Directions. Reproduce the entries below word for word, starting at the line containing "data-point — [614, 230, 623, 239]" and ending at the line containing "ruler-label: 25 — [80, 761, 92, 773]", both included.

Data listing.
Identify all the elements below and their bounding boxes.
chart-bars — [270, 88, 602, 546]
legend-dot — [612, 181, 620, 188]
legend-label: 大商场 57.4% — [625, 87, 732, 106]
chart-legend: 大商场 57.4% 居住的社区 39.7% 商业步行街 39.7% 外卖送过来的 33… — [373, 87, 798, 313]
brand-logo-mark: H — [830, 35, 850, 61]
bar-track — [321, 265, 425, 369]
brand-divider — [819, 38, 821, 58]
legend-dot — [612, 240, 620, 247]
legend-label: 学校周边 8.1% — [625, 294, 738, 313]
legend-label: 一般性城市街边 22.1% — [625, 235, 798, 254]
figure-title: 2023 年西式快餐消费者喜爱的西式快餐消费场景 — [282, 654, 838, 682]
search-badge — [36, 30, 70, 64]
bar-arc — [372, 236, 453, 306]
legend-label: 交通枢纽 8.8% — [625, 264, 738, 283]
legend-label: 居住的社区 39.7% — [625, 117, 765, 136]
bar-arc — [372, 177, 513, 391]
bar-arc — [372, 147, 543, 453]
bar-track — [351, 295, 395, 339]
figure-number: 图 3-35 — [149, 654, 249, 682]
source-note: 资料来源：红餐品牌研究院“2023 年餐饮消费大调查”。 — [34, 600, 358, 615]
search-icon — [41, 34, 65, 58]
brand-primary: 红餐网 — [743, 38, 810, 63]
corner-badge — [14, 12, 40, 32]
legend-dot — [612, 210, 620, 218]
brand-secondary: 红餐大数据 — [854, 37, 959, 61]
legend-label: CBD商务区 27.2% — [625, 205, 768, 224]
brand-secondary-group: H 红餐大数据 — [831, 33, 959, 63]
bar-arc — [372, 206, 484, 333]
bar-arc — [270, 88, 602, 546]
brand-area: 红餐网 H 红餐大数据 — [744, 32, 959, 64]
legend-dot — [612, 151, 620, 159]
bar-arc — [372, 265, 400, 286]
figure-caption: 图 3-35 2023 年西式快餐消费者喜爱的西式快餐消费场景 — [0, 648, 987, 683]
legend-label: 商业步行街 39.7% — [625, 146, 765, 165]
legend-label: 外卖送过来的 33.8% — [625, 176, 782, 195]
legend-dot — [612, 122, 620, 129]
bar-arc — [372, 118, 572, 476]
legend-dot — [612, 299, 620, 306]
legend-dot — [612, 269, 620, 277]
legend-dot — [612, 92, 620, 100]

* * *

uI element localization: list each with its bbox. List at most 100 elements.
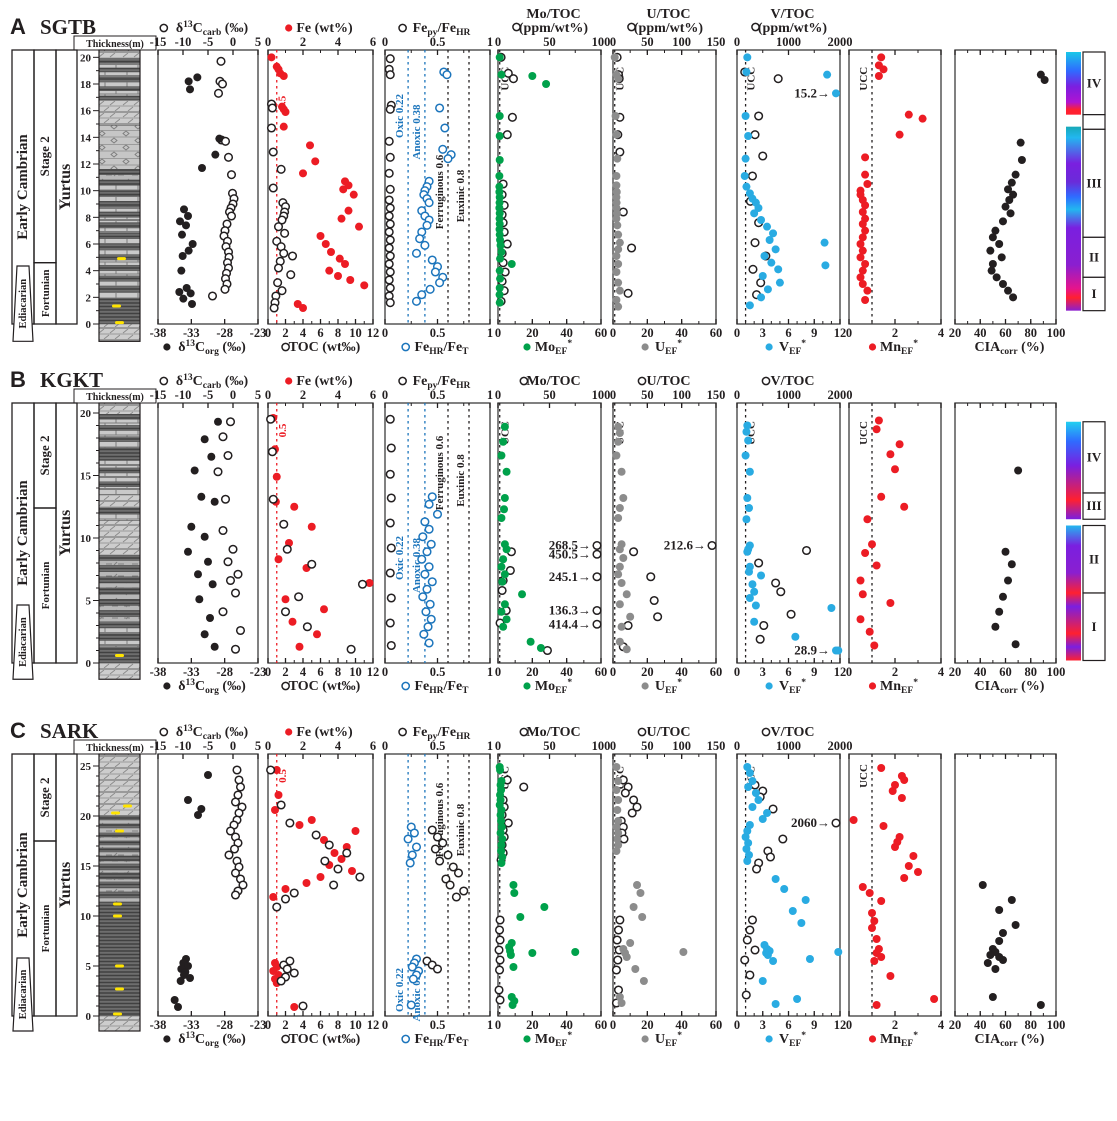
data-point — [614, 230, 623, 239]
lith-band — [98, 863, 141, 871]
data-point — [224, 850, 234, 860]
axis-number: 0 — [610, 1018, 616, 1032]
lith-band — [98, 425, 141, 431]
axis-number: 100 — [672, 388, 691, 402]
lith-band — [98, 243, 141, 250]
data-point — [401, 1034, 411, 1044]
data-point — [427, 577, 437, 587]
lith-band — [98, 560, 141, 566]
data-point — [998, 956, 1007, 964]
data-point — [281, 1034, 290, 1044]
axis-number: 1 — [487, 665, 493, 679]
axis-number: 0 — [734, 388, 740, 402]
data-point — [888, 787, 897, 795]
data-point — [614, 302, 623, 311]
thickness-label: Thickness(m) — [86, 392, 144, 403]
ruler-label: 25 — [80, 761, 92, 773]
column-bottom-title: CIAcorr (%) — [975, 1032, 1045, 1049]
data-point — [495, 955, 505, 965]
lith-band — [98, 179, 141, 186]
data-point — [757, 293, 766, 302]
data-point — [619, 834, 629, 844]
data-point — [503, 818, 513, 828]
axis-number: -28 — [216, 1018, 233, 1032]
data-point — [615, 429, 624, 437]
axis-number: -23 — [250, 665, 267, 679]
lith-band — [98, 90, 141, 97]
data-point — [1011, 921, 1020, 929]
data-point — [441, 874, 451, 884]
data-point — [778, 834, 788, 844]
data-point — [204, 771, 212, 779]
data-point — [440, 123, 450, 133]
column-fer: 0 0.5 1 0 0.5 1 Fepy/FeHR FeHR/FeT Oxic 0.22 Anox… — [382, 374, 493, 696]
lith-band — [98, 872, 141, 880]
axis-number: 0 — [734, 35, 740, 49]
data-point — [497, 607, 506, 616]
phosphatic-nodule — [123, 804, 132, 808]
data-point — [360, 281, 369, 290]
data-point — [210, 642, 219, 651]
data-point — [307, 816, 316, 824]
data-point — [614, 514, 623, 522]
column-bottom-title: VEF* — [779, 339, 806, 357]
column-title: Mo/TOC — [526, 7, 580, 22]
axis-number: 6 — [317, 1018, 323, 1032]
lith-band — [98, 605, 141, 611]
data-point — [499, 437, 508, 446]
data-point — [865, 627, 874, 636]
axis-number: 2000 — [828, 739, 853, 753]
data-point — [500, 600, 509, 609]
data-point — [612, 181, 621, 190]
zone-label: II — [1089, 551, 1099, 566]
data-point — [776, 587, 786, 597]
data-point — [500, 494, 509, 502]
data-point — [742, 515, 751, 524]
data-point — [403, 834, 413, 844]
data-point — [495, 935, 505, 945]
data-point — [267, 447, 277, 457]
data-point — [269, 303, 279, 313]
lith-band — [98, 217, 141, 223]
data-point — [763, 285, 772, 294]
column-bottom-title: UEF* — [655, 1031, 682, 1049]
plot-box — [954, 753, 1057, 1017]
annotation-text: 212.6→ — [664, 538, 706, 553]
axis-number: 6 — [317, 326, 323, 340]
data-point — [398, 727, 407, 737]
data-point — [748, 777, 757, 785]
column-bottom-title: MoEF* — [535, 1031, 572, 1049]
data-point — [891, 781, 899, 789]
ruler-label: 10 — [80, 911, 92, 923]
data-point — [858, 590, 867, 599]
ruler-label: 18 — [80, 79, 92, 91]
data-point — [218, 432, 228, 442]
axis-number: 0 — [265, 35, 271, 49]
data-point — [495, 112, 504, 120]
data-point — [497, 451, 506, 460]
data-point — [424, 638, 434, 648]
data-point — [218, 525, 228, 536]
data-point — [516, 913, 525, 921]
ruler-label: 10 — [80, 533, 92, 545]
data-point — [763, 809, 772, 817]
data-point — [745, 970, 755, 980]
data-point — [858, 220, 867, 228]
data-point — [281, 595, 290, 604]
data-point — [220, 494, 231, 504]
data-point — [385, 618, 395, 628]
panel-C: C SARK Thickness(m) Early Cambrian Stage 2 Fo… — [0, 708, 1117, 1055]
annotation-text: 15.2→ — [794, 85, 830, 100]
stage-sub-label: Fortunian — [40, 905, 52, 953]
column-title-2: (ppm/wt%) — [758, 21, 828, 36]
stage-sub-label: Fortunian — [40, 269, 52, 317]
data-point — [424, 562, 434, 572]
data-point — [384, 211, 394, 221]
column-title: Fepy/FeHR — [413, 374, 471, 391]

* * *

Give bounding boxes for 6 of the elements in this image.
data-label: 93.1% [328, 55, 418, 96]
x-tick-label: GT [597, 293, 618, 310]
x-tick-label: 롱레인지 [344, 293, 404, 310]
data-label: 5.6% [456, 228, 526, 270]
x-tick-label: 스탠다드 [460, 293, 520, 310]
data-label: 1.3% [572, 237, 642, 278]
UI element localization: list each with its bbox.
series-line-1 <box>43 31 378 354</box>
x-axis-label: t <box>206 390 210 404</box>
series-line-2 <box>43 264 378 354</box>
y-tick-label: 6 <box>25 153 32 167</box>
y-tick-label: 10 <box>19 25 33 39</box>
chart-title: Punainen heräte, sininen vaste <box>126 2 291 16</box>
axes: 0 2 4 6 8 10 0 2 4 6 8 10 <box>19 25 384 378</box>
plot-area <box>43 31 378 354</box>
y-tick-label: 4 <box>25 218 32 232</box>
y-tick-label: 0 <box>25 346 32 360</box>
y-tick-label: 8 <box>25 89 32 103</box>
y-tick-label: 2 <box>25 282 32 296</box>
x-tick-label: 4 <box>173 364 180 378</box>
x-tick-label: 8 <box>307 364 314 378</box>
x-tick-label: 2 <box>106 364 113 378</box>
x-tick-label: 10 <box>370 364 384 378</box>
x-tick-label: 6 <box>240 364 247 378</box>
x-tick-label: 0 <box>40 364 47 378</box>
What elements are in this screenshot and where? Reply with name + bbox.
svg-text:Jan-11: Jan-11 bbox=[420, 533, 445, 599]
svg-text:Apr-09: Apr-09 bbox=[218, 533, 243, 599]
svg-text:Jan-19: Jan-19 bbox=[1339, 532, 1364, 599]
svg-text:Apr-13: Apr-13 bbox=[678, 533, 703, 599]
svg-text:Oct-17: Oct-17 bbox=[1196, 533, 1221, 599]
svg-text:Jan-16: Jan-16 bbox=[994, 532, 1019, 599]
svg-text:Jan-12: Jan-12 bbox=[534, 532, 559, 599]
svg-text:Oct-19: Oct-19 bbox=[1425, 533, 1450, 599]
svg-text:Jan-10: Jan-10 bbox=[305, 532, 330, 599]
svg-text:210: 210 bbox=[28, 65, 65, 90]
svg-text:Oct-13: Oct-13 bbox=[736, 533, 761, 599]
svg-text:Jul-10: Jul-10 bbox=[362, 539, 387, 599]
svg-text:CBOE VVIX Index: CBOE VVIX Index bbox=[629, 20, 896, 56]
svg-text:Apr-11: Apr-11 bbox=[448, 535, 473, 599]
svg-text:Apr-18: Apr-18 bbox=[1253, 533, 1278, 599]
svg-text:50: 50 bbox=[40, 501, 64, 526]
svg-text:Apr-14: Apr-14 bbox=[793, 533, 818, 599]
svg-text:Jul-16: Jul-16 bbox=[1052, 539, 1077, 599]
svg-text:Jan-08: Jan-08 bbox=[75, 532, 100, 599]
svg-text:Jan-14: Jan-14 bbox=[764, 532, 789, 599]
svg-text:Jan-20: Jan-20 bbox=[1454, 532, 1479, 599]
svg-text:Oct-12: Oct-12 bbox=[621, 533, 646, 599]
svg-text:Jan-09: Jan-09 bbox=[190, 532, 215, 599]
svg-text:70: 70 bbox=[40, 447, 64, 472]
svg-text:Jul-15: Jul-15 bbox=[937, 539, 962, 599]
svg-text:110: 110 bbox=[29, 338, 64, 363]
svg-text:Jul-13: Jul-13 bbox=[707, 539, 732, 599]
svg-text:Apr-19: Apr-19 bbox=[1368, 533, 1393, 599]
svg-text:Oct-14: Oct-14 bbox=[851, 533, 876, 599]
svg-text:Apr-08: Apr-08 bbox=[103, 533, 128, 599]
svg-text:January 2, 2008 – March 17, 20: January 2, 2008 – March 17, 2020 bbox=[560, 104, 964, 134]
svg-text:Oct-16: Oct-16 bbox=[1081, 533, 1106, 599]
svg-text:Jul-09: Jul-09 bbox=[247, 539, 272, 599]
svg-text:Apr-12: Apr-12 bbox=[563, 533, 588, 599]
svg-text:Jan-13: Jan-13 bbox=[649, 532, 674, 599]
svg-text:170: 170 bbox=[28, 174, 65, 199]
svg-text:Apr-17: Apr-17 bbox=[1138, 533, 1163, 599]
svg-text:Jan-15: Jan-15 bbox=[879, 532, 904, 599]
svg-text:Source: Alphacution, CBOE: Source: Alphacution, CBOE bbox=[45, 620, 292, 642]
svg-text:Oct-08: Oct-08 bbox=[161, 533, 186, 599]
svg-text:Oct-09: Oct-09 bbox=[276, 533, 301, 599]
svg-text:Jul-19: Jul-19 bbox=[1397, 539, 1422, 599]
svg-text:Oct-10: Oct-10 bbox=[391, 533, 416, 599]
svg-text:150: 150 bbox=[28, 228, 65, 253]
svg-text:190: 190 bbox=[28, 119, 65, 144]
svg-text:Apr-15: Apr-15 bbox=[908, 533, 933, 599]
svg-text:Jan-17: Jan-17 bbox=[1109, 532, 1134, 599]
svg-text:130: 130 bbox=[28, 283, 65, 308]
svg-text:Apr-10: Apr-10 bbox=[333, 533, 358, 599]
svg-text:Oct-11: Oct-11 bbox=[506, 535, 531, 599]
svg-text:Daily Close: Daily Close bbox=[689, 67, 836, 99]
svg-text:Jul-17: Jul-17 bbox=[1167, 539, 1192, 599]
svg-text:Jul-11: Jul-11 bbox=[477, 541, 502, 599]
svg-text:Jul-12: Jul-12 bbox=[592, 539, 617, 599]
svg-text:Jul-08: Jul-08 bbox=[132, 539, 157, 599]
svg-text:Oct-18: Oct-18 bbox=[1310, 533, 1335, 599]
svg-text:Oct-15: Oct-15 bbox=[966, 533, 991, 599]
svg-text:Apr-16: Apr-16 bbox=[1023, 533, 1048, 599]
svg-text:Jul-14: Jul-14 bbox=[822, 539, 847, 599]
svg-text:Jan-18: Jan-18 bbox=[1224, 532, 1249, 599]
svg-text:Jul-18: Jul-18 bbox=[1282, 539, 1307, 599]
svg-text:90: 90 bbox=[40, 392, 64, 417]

Solution to this problem.
data-point — [614, 230, 623, 239]
lith-band — [98, 863, 141, 871]
data-point — [224, 850, 234, 860]
axis-number: 0 — [610, 1018, 616, 1032]
lith-band — [98, 425, 141, 431]
axis-number: 100 — [672, 388, 691, 402]
lith-band — [98, 243, 141, 250]
data-point — [401, 1034, 411, 1044]
data-point — [427, 577, 437, 587]
lith-band — [98, 560, 141, 566]
data-point — [998, 956, 1007, 964]
data-point — [281, 1034, 290, 1044]
axis-number: 1 — [487, 665, 493, 679]
axis-number: 0 — [734, 388, 740, 402]
data-point — [888, 787, 897, 795]
data-point — [614, 302, 623, 311]
thickness-label: Thickness(m) — [86, 392, 144, 403]
ruler-label: 25 — [80, 761, 92, 773]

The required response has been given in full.